Dataset records >>
╔══
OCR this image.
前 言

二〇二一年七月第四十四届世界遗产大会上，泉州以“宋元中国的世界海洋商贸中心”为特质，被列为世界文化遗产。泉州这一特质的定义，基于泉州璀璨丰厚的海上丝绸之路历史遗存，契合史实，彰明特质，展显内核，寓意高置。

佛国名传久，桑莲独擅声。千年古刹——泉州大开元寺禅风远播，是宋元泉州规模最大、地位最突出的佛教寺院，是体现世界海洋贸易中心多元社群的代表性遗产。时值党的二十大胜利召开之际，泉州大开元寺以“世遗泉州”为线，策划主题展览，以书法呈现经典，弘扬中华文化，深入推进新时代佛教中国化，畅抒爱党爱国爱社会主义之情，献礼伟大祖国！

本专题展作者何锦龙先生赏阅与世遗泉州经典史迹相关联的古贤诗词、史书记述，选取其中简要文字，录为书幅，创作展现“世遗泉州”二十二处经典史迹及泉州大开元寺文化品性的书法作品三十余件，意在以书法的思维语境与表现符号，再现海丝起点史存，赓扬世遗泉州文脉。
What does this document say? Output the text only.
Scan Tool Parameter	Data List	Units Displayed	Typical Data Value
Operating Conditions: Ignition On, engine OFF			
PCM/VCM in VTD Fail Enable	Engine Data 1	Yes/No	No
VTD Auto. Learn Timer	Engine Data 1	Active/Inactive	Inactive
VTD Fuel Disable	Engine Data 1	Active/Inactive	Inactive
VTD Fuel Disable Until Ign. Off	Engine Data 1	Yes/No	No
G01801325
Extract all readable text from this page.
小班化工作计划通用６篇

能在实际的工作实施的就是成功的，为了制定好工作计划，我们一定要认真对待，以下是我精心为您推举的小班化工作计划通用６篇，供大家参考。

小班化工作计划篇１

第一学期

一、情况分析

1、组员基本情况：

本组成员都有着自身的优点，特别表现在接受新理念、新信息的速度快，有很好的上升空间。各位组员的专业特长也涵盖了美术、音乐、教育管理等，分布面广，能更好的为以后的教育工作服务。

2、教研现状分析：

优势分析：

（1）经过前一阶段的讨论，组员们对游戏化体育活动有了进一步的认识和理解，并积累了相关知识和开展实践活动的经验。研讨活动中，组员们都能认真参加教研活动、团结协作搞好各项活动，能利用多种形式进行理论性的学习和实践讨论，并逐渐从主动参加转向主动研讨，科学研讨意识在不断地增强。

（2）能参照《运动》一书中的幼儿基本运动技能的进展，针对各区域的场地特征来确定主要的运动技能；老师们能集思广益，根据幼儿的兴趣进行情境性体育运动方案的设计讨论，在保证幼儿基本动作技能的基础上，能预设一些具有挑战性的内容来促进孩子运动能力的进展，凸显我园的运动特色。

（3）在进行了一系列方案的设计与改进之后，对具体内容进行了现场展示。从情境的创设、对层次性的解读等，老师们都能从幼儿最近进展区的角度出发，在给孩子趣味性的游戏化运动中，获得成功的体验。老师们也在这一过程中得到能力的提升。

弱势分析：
╚══
What needs to be done >> Write out every record shown above, word for word.

Output below >>
OCR this image.
前 言

二〇二一年七月第四十四届世界遗产大会上，泉州以“宋元中国的世界海洋商贸中心”为特质，被列为世界文化遗产。泉州这一特质的定义，基于泉州璀璨丰厚的海上丝绸之路历史遗存，契合史实，彰明特质，展显内核，寓意高置。

佛国名传久，桑莲独擅声。千年古刹——泉州大开元寺禅风远播，是宋元泉州规模最大、地位最突出的佛教寺院，是体现世界海洋贸易中心多元社群的代表性遗产。时值党的二十大胜利召开之际，泉州大开元寺以“世遗泉州”为线，策划主题展览，以书法呈现经典，弘扬中华文化，深入推进新时代佛教中国化，畅抒爱党爱国爱社会主义之情，献礼伟大祖国！

本专题展作者何锦龙先生赏阅与世遗泉州经典史迹相关联的古贤诗词、史书记述，选取其中简要文字，录为书幅，创作展现“世遗泉州”二十二处经典史迹及泉州大开元寺文化品性的书法作品三十余件，意在以书法的思维语境与表现符号，再现海丝起点史存，赓扬世遗泉州文脉。
What does this document say? Output the text only.
Scan Tool Parameter	Data List	Units Displayed	Typical Data Value
Operating Conditions: Ignition On, engine OFF			
PCM/VCM in VTD Fail Enable	Engine Data 1	Yes/No	No
VTD Auto. Learn Timer	Engine Data 1	Active/Inactive	Inactive
VTD Fuel Disable	Engine Data 1	Active/Inactive	Inactive
VTD Fuel Disable Until Ign. Off	Engine Data 1	Yes/No	No
G01801325
Extract all readable text from this page.
小班化工作计划通用６篇

能在实际的工作实施的就是成功的，为了制定好工作计划，我们一定要认真对待，以下是我精心为您推举的小班化工作计划通用６篇，供大家参考。

小班化工作计划篇１

第一学期

一、情况分析

1、组员基本情况：

本组成员都有着自身的优点，特别表现在接受新理念、新信息的速度快，有很好的上升空间。各位组员的专业特长也涵盖了美术、音乐、教育管理等，分布面广，能更好的为以后的教育工作服务。

2、教研现状分析：

优势分析：

（1）经过前一阶段的讨论，组员们对游戏化体育活动有了进一步的认识和理解，并积累了相关知识和开展实践活动的经验。研讨活动中，组员们都能认真参加教研活动、团结协作搞好各项活动，能利用多种形式进行理论性的学习和实践讨论，并逐渐从主动参加转向主动研讨，科学研讨意识在不断地增强。

（2）能参照《运动》一书中的幼儿基本运动技能的进展，针对各区域的场地特征来确定主要的运动技能；老师们能集思广益，根据幼儿的兴趣进行情境性体育运动方案的设计讨论，在保证幼儿基本动作技能的基础上，能预设一些具有挑战性的内容来促进孩子运动能力的进展，凸显我园的运动特色。

（3）在进行了一系列方案的设计与改进之后，对具体内容进行了现场展示。从情境的创设、对层次性的解读等，老师们都能从幼儿最近进展区的角度出发，在给孩子趣味性的游戏化运动中，获得成功的体验。老师们也在这一过程中得到能力的提升。

弱势分析：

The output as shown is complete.